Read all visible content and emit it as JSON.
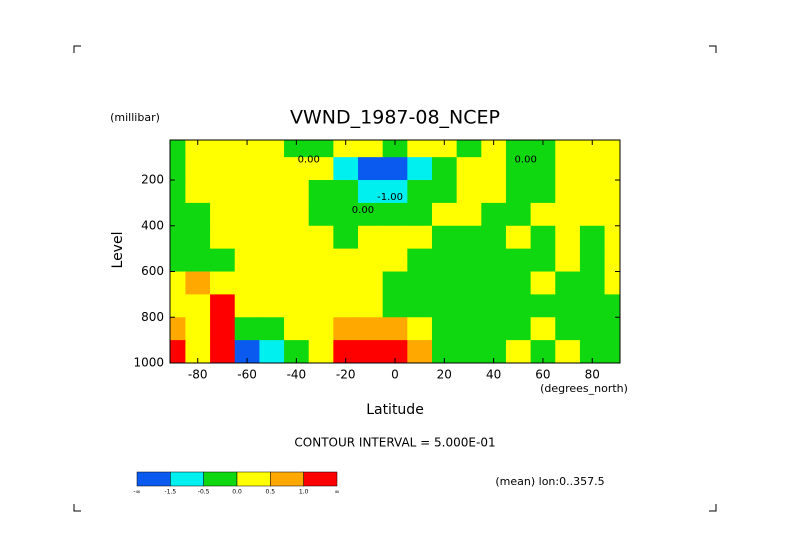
{
  "chart_data": {
    "type": "contour",
    "title": "VWND_1987-08_NCEP",
    "y_unit_label": "(millibar)",
    "y_label": "Level",
    "x_label": "Latitude",
    "x_unit_label": "(degrees_north)",
    "subtitle": "CONTOUR INTERVAL = 5.000E-01",
    "note": "(mean) lon:0..357.5",
    "xlim": [
      -91.25,
      91.25
    ],
    "ylim": [
      1000,
      25
    ],
    "xticks": [
      -80,
      -60,
      -40,
      -20,
      0,
      20,
      40,
      60,
      80
    ],
    "yticks": [
      200,
      400,
      600,
      800,
      1000
    ],
    "x": [
      -90,
      -80,
      -70,
      -60,
      -50,
      -40,
      -30,
      -20,
      -10,
      0,
      10,
      20,
      30,
      40,
      50,
      60,
      70,
      80,
      90
    ],
    "y": [
      50,
      150,
      250,
      350,
      450,
      550,
      650,
      750,
      850,
      950
    ],
    "z": [
      [
        -0.2,
        0.2,
        0.2,
        0.2,
        0.2,
        -0.2,
        -0.2,
        0.2,
        0.2,
        -0.3,
        0.2,
        0.2,
        -0.2,
        0.2,
        -0.2,
        -0.2,
        0.2,
        0.2,
        0.2
      ],
      [
        -0.2,
        0.2,
        0.2,
        0.2,
        0.2,
        0.2,
        0.2,
        -0.8,
        -2,
        -2,
        -1,
        -0.2,
        0.2,
        0.2,
        -0.2,
        -0.2,
        0.2,
        0.2,
        0.2
      ],
      [
        -0.2,
        0.2,
        0.2,
        0.2,
        0.2,
        0.2,
        -0.2,
        -0.2,
        -1,
        -1.2,
        -0.2,
        -0.2,
        0.2,
        0.2,
        -0.2,
        -0.2,
        0.2,
        0.2,
        0.2
      ],
      [
        -0.2,
        -0.2,
        0.2,
        0.2,
        0.2,
        0.2,
        -0.2,
        -0.2,
        -0.2,
        -0.2,
        -0.2,
        0.2,
        0.2,
        -0.2,
        -0.2,
        0.2,
        0.2,
        0.2,
        0.2
      ],
      [
        -0.2,
        -0.2,
        0.2,
        0.2,
        0.2,
        0.2,
        0.2,
        -0.2,
        0.2,
        0.2,
        0.2,
        -0.2,
        -0.2,
        -0.2,
        0.2,
        -0.2,
        0.2,
        -0.2,
        0.2
      ],
      [
        -0.2,
        -0.2,
        -0.2,
        0.2,
        0.2,
        0.2,
        0.2,
        0.2,
        0.2,
        0.2,
        -0.2,
        -0.2,
        -0.2,
        -0.2,
        -0.2,
        -0.2,
        0.2,
        -0.2,
        0.2
      ],
      [
        0.2,
        0.7,
        0.2,
        0.2,
        0.2,
        0.2,
        0.2,
        0.2,
        0.2,
        -0.2,
        -0.2,
        -0.2,
        -0.2,
        -0.2,
        -0.2,
        0.2,
        -0.2,
        -0.2,
        0.2
      ],
      [
        0.2,
        0.2,
        1.2,
        0.2,
        0.2,
        0.2,
        0.2,
        0.2,
        0.2,
        -0.2,
        -0.2,
        -0.2,
        -0.2,
        -0.2,
        -0.2,
        -0.2,
        -0.2,
        -0.2,
        -0.2
      ],
      [
        0.7,
        0.2,
        1.5,
        -0.2,
        -0.2,
        0.2,
        0.2,
        0.7,
        0.8,
        0.9,
        0.2,
        -0.2,
        -0.2,
        -0.2,
        -0.2,
        0.2,
        -0.2,
        -0.2,
        -0.2
      ],
      [
        1.2,
        0.2,
        1.2,
        -1.6,
        -1,
        -0.2,
        0.2,
        1.3,
        1.8,
        1.6,
        0.7,
        -0.2,
        -0.2,
        -0.2,
        0.2,
        -0.2,
        0.2,
        -0.2,
        -0.2
      ]
    ],
    "colors": [
      "#0a5af0",
      "#00f0f0",
      "#10d810",
      "#ffff00",
      "#ffa800",
      "#ff0000"
    ],
    "colorbar_ticks": [
      {
        "label": "-∞"
      },
      -1.5,
      -0.5,
      {
        "value": 0,
        "label": "0.0"
      },
      0.5,
      {
        "value": 1,
        "label": "1.0"
      },
      {
        "label": "∞"
      }
    ],
    "annotations": [
      {
        "text": "0.00",
        "x": -35,
        "y": 110
      },
      {
        "text": "-1.00",
        "x": -2,
        "y": 275
      },
      {
        "text": "0.00",
        "x": 53,
        "y": 110
      },
      {
        "text": "0.00",
        "x": -13,
        "y": 330
      }
    ]
  }
}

* _To be done_:
Repeat every record above exactly, but leave out any pictures.

* _Result for this task_:
Read all visible content and emit it as JSON.
{
  "chart_data": {
    "type": "contour",
    "title": "VWND_1987-08_NCEP",
    "y_unit_label": "(millibar)",
    "y_label": "Level",
    "x_label": "Latitude",
    "x_unit_label": "(degrees_north)",
    "subtitle": "CONTOUR INTERVAL = 5.000E-01",
    "note": "(mean) lon:0..357.5",
    "xlim": [
      -91.25,
      91.25
    ],
    "ylim": [
      1000,
      25
    ],
    "xticks": [
      -80,
      -60,
      -40,
      -20,
      0,
      20,
      40,
      60,
      80
    ],
    "yticks": [
      200,
      400,
      600,
      800,
      1000
    ],
    "x": [
      -90,
      -80,
      -70,
      -60,
      -50,
      -40,
      -30,
      -20,
      -10,
      0,
      10,
      20,
      30,
      40,
      50,
      60,
      70,
      80,
      90
    ],
    "y": [
      50,
      150,
      250,
      350,
      450,
      550,
      650,
      750,
      850,
      950
    ],
    "z": [
      [
        -0.2,
        0.2,
        0.2,
        0.2,
        0.2,
        -0.2,
        -0.2,
        0.2,
        0.2,
        -0.3,
        0.2,
        0.2,
        -0.2,
        0.2,
        -0.2,
        -0.2,
        0.2,
        0.2,
        0.2
      ],
      [
        -0.2,
        0.2,
        0.2,
        0.2,
        0.2,
        0.2,
        0.2,
        -0.8,
        -2,
        -2,
        -1,
        -0.2,
        0.2,
        0.2,
        -0.2,
        -0.2,
        0.2,
        0.2,
        0.2
      ],
      [
        -0.2,
        0.2,
        0.2,
        0.2,
        0.2,
        0.2,
        -0.2,
        -0.2,
        -1,
        -1.2,
        -0.2,
        -0.2,
        0.2,
        0.2,
        -0.2,
        -0.2,
        0.2,
        0.2,
        0.2
      ],
      [
        -0.2,
        -0.2,
        0.2,
        0.2,
        0.2,
        0.2,
        -0.2,
        -0.2,
        -0.2,
        -0.2,
        -0.2,
        0.2,
        0.2,
        -0.2,
        -0.2,
        0.2,
        0.2,
        0.2,
        0.2
      ],
      [
        -0.2,
        -0.2,
        0.2,
        0.2,
        0.2,
        0.2,
        0.2,
        -0.2,
        0.2,
        0.2,
        0.2,
        -0.2,
        -0.2,
        -0.2,
        0.2,
        -0.2,
        0.2,
        -0.2,
        0.2
      ],
      [
        -0.2,
        -0.2,
        -0.2,
        0.2,
        0.2,
        0.2,
        0.2,
        0.2,
        0.2,
        0.2,
        -0.2,
        -0.2,
        -0.2,
        -0.2,
        -0.2,
        -0.2,
        0.2,
        -0.2,
        0.2
      ],
      [
        0.2,
        0.7,
        0.2,
        0.2,
        0.2,
        0.2,
        0.2,
        0.2,
        0.2,
        -0.2,
        -0.2,
        -0.2,
        -0.2,
        -0.2,
        -0.2,
        0.2,
        -0.2,
        -0.2,
        0.2
      ],
      [
        0.2,
        0.2,
        1.2,
        0.2,
        0.2,
        0.2,
        0.2,
        0.2,
        0.2,
        -0.2,
        -0.2,
        -0.2,
        -0.2,
        -0.2,
        -0.2,
        -0.2,
        -0.2,
        -0.2,
        -0.2
      ],
      [
        0.7,
        0.2,
        1.5,
        -0.2,
        -0.2,
        0.2,
        0.2,
        0.7,
        0.8,
        0.9,
        0.2,
        -0.2,
        -0.2,
        -0.2,
        -0.2,
        0.2,
        -0.2,
        -0.2,
        -0.2
      ],
      [
        1.2,
        0.2,
        1.2,
        -1.6,
        -1,
        -0.2,
        0.2,
        1.3,
        1.8,
        1.6,
        0.7,
        -0.2,
        -0.2,
        -0.2,
        0.2,
        -0.2,
        0.2,
        -0.2,
        -0.2
      ]
    ],
    "colors": [
      "#0a5af0",
      "#00f0f0",
      "#10d810",
      "#ffff00",
      "#ffa800",
      "#ff0000"
    ],
    "colorbar_ticks": [
      {
        "label": "-∞"
      },
      -1.5,
      -0.5,
      {
        "value": 0,
        "label": "0.0"
      },
      0.5,
      {
        "value": 1,
        "label": "1.0"
      },
      {
        "label": "∞"
      }
    ],
    "annotations": [
      {
        "text": "0.00",
        "x": -35,
        "y": 110
      },
      {
        "text": "-1.00",
        "x": -2,
        "y": 275
      },
      {
        "text": "0.00",
        "x": 53,
        "y": 110
      },
      {
        "text": "0.00",
        "x": -13,
        "y": 330
      }
    ]
  }
}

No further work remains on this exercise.